TASK INSTRUCTIONS: Leave out every picture, and return exactly the lines from the line containing "Parse this screenshot: output" through the end of the records below, both inclusive.

++++ DATA RECORDS ++++

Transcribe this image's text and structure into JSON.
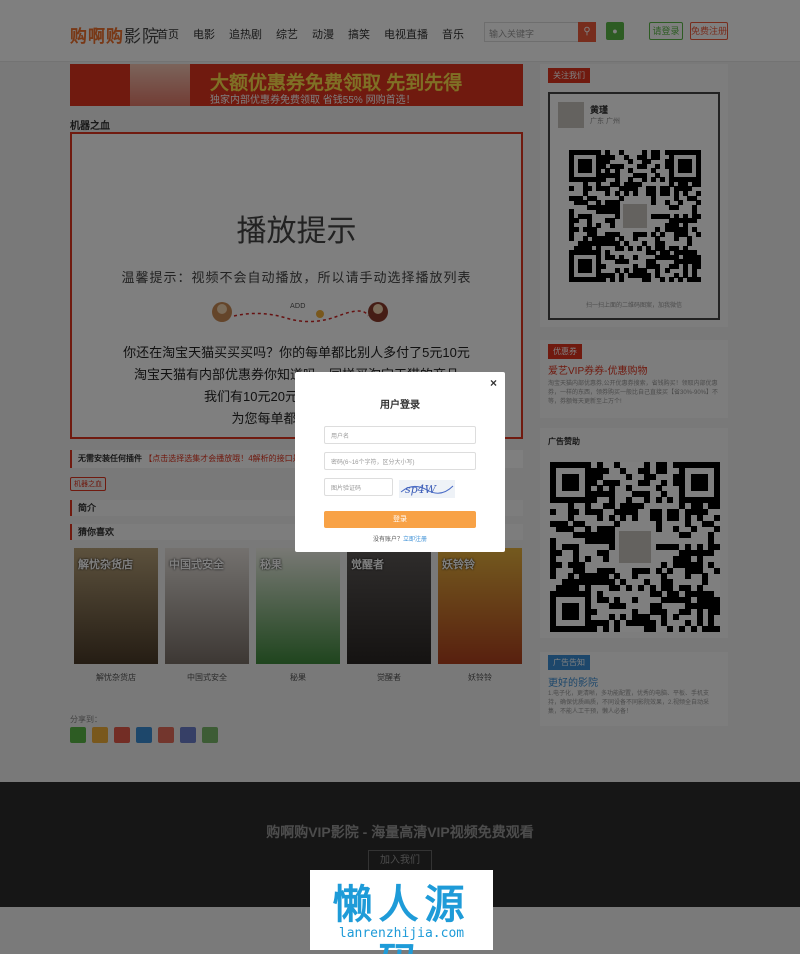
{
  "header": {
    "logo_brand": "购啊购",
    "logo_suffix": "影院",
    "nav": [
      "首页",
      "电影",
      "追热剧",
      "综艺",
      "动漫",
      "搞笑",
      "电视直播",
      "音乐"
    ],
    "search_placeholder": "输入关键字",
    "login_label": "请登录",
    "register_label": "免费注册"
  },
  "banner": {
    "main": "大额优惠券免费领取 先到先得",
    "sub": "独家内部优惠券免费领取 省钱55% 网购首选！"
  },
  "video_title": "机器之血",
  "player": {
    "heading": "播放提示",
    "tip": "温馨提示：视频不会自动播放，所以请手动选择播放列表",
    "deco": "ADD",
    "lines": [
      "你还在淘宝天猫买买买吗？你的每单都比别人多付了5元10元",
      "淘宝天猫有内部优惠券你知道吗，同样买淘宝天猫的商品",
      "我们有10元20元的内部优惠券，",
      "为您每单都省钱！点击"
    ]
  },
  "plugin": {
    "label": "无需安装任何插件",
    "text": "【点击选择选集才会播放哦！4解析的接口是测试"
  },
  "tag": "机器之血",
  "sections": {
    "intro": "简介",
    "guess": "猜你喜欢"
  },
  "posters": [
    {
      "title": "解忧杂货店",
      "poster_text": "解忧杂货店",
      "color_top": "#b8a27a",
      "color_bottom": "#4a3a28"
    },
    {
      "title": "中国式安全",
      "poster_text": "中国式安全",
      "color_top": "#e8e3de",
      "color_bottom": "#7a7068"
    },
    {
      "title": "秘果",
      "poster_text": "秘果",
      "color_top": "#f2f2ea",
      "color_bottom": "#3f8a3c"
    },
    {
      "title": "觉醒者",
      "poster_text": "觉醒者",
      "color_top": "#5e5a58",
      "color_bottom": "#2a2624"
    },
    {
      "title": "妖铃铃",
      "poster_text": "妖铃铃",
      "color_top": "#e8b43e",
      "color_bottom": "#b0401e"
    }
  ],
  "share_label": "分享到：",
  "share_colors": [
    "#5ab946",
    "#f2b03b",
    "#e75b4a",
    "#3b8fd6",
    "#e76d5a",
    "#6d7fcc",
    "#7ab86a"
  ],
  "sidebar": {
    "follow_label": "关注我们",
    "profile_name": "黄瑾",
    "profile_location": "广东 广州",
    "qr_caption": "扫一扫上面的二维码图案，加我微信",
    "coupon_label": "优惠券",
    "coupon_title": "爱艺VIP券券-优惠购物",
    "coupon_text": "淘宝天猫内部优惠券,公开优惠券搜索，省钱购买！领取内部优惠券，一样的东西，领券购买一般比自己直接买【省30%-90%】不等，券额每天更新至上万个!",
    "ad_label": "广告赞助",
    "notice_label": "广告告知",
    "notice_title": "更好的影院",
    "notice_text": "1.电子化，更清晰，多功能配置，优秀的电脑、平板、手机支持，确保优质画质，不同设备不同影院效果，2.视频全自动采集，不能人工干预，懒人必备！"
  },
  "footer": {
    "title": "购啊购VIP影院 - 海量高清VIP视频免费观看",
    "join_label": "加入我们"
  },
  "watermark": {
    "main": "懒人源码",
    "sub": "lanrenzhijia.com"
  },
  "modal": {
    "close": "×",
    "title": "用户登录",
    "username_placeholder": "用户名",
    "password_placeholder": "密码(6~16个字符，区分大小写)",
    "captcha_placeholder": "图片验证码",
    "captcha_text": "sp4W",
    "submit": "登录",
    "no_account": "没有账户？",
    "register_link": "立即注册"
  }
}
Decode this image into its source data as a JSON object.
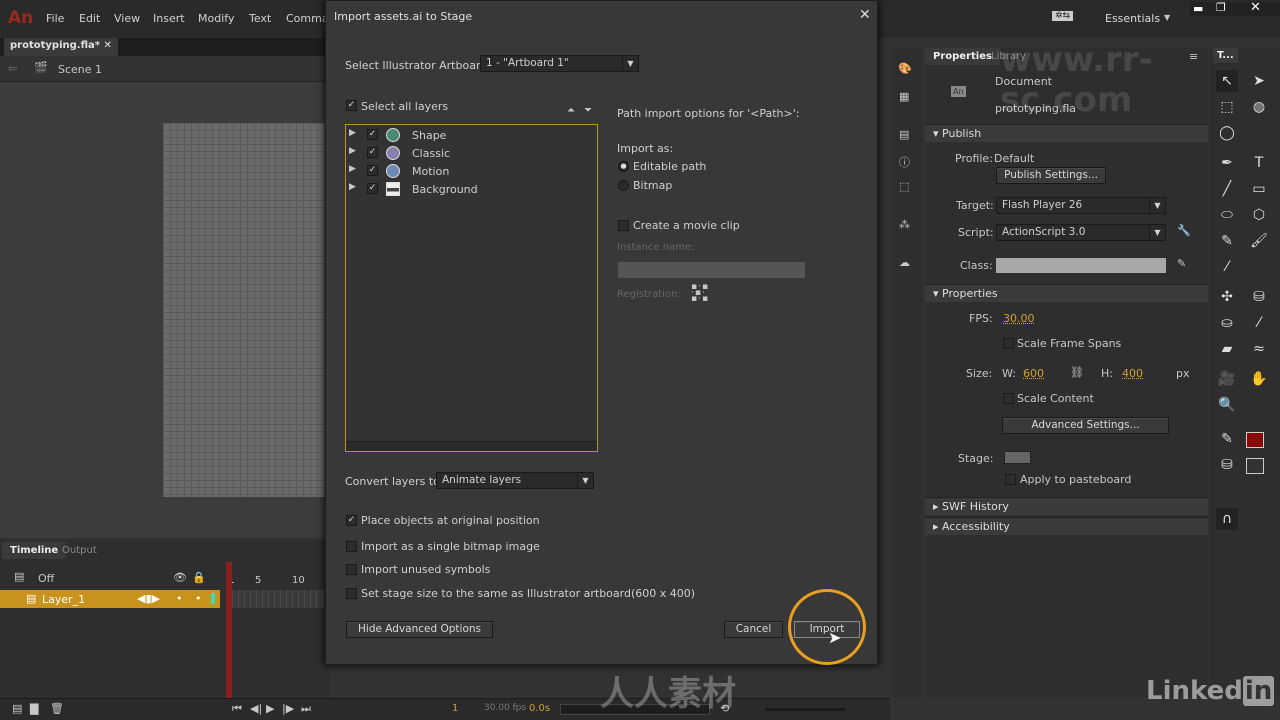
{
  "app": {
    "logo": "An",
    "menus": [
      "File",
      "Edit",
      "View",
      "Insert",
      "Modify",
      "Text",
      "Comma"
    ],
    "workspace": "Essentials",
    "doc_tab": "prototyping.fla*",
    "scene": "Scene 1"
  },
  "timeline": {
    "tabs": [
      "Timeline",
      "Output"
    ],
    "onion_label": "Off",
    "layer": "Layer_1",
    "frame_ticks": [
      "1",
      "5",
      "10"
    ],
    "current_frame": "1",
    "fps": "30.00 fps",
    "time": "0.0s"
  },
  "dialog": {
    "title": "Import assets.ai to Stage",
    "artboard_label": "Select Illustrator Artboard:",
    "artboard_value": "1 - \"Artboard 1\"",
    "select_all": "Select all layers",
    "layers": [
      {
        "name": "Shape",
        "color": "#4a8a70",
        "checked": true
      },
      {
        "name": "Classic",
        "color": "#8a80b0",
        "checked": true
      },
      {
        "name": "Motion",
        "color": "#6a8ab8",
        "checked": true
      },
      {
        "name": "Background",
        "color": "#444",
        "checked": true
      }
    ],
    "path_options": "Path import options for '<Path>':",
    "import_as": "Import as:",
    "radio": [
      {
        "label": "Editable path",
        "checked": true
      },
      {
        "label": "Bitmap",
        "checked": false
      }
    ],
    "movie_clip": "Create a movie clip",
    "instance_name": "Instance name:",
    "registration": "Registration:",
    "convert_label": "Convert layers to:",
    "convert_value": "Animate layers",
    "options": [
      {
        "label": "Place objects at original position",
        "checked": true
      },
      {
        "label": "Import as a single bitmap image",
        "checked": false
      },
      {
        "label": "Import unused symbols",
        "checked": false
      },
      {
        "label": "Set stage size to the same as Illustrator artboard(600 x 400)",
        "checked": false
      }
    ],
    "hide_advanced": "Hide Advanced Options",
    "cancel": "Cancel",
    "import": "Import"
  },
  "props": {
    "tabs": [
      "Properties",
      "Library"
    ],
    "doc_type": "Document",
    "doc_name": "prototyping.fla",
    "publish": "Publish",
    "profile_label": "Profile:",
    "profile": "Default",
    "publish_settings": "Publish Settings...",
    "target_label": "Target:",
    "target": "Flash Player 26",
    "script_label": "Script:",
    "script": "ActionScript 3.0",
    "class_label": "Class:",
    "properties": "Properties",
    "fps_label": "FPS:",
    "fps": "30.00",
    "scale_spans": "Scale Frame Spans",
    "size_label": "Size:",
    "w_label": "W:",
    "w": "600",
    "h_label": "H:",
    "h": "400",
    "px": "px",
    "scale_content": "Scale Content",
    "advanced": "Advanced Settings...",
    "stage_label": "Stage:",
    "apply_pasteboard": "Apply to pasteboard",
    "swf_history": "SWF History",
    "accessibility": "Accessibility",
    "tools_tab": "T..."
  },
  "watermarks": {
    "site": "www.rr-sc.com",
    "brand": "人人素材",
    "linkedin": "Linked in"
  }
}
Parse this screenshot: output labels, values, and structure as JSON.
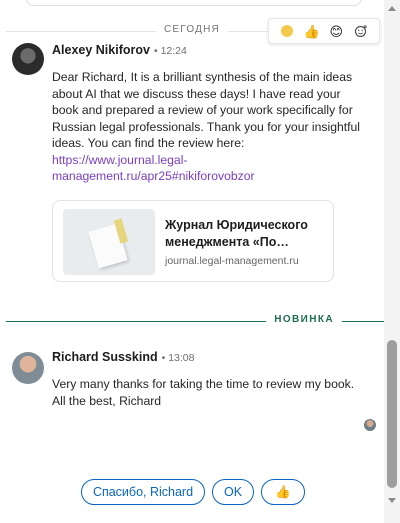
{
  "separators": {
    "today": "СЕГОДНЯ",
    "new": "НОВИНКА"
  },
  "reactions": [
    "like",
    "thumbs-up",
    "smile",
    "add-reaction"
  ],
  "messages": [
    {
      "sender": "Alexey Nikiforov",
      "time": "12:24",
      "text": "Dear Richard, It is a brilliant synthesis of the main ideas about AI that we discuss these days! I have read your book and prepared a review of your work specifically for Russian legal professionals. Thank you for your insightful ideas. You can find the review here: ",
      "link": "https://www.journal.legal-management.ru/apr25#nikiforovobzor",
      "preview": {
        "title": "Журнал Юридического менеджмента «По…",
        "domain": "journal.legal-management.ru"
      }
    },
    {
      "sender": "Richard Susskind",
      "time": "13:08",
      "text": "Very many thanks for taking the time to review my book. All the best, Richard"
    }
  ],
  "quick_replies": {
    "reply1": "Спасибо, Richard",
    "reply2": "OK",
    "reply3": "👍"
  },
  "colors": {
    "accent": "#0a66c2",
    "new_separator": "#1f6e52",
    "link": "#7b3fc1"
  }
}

++++

RESULT BELOW:
Parse this screenshot: output labels, values, and structure as JSON.
{
  "separators": {
    "today": "СЕГОДНЯ",
    "new": "НОВИНКА"
  },
  "reactions": [
    "like",
    "thumbs-up",
    "smile",
    "add-reaction"
  ],
  "messages": [
    {
      "sender": "Alexey Nikiforov",
      "time": "12:24",
      "text": "Dear Richard, It is a brilliant synthesis of the main ideas about AI that we discuss these days! I have read your book and prepared a review of your work specifically for Russian legal professionals. Thank you for your insightful ideas. You can find the review here: ",
      "link": "https://www.journal.legal-management.ru/apr25#nikiforovobzor",
      "preview": {
        "title": "Журнал Юридического менеджмента «По…",
        "domain": "journal.legal-management.ru"
      }
    },
    {
      "sender": "Richard Susskind",
      "time": "13:08",
      "text": "Very many thanks for taking the time to review my book. All the best, Richard"
    }
  ],
  "quick_replies": {
    "reply1": "Спасибо, Richard",
    "reply2": "OK",
    "reply3": "👍"
  },
  "colors": {
    "accent": "#0a66c2",
    "new_separator": "#1f6e52",
    "link": "#7b3fc1"
  }
}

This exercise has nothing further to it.